[Records from a data collection]
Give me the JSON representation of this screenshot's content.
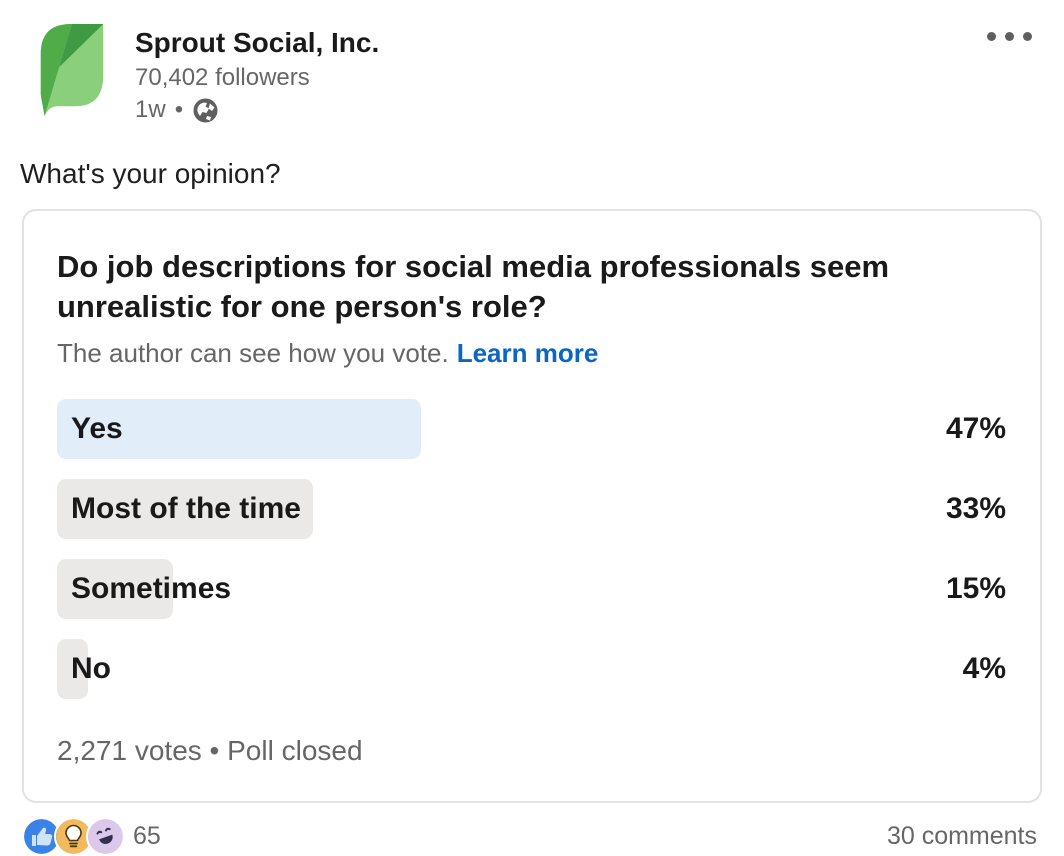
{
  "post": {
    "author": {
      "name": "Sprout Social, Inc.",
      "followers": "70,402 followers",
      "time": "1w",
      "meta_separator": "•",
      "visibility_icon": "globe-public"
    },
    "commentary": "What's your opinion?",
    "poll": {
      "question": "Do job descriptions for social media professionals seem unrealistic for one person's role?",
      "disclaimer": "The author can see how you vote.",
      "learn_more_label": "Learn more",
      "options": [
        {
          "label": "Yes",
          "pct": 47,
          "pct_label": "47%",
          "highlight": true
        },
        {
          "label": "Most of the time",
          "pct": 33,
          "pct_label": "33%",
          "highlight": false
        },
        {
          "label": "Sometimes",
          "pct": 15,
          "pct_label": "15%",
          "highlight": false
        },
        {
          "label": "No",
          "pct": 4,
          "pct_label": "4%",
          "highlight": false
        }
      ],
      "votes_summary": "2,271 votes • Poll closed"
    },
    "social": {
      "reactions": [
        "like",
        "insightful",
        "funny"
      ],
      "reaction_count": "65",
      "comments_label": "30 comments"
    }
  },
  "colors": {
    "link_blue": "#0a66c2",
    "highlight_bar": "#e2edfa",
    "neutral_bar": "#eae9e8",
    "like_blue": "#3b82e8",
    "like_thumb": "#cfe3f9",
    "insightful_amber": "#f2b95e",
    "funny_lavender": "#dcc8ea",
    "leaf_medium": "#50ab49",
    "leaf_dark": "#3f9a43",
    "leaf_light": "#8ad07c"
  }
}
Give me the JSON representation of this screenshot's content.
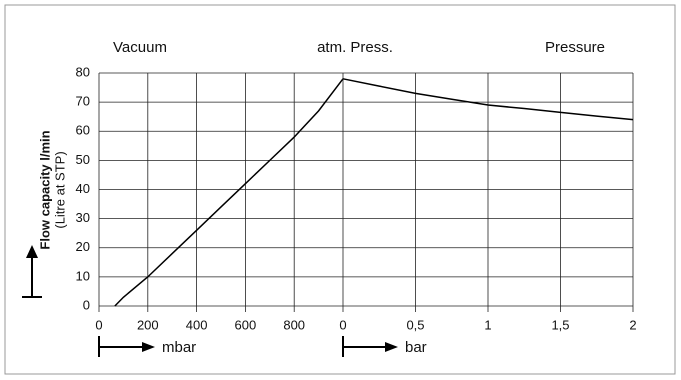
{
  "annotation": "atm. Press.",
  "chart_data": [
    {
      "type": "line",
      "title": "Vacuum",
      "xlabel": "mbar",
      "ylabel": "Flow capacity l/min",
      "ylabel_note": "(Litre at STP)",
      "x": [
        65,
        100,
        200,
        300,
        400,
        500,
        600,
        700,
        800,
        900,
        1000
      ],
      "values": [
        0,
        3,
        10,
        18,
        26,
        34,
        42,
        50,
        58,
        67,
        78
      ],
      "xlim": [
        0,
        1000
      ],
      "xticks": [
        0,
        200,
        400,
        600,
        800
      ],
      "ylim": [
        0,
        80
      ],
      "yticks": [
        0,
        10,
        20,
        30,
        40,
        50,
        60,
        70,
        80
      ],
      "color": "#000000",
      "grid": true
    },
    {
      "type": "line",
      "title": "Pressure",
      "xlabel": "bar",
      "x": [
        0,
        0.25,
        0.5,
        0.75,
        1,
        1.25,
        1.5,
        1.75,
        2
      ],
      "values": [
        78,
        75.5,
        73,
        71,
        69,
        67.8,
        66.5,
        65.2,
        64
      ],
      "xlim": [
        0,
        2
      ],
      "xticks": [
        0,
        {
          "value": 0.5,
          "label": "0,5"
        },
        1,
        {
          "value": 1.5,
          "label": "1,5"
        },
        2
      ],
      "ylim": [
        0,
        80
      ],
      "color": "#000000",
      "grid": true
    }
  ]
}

> **WHAT YOU ARE ASKED TO DO**: Pictures are to be left out; the records above must be repeated word for word.

> **OUTPUT**:
Give me the JSON representation of this screenshot's content.
{
  "post": {
    "author": {
      "name": "Sprout Social, Inc.",
      "followers": "70,402 followers",
      "time": "1w",
      "meta_separator": "•",
      "visibility_icon": "globe-public"
    },
    "commentary": "What's your opinion?",
    "poll": {
      "question": "Do job descriptions for social media professionals seem unrealistic for one person's role?",
      "disclaimer": "The author can see how you vote.",
      "learn_more_label": "Learn more",
      "options": [
        {
          "label": "Yes",
          "pct": 47,
          "pct_label": "47%",
          "highlight": true
        },
        {
          "label": "Most of the time",
          "pct": 33,
          "pct_label": "33%",
          "highlight": false
        },
        {
          "label": "Sometimes",
          "pct": 15,
          "pct_label": "15%",
          "highlight": false
        },
        {
          "label": "No",
          "pct": 4,
          "pct_label": "4%",
          "highlight": false
        }
      ],
      "votes_summary": "2,271 votes • Poll closed"
    },
    "social": {
      "reactions": [
        "like",
        "insightful",
        "funny"
      ],
      "reaction_count": "65",
      "comments_label": "30 comments"
    }
  },
  "colors": {
    "link_blue": "#0a66c2",
    "highlight_bar": "#e2edfa",
    "neutral_bar": "#eae9e8",
    "like_blue": "#3b82e8",
    "like_thumb": "#cfe3f9",
    "insightful_amber": "#f2b95e",
    "funny_lavender": "#dcc8ea",
    "leaf_medium": "#50ab49",
    "leaf_dark": "#3f9a43",
    "leaf_light": "#8ad07c"
  }
}
Give me the JSON representation of this screenshot's content.
{
  "annotation": "atm. Press.",
  "chart_data": [
    {
      "type": "line",
      "title": "Vacuum",
      "xlabel": "mbar",
      "ylabel": "Flow capacity l/min",
      "ylabel_note": "(Litre at STP)",
      "x": [
        65,
        100,
        200,
        300,
        400,
        500,
        600,
        700,
        800,
        900,
        1000
      ],
      "values": [
        0,
        3,
        10,
        18,
        26,
        34,
        42,
        50,
        58,
        67,
        78
      ],
      "xlim": [
        0,
        1000
      ],
      "xticks": [
        0,
        200,
        400,
        600,
        800
      ],
      "ylim": [
        0,
        80
      ],
      "yticks": [
        0,
        10,
        20,
        30,
        40,
        50,
        60,
        70,
        80
      ],
      "color": "#000000",
      "grid": true
    },
    {
      "type": "line",
      "title": "Pressure",
      "xlabel": "bar",
      "x": [
        0,
        0.25,
        0.5,
        0.75,
        1,
        1.25,
        1.5,
        1.75,
        2
      ],
      "values": [
        78,
        75.5,
        73,
        71,
        69,
        67.8,
        66.5,
        65.2,
        64
      ],
      "xlim": [
        0,
        2
      ],
      "xticks": [
        0,
        {
          "value": 0.5,
          "label": "0,5"
        },
        1,
        {
          "value": 1.5,
          "label": "1,5"
        },
        2
      ],
      "ylim": [
        0,
        80
      ],
      "color": "#000000",
      "grid": true
    }
  ]
}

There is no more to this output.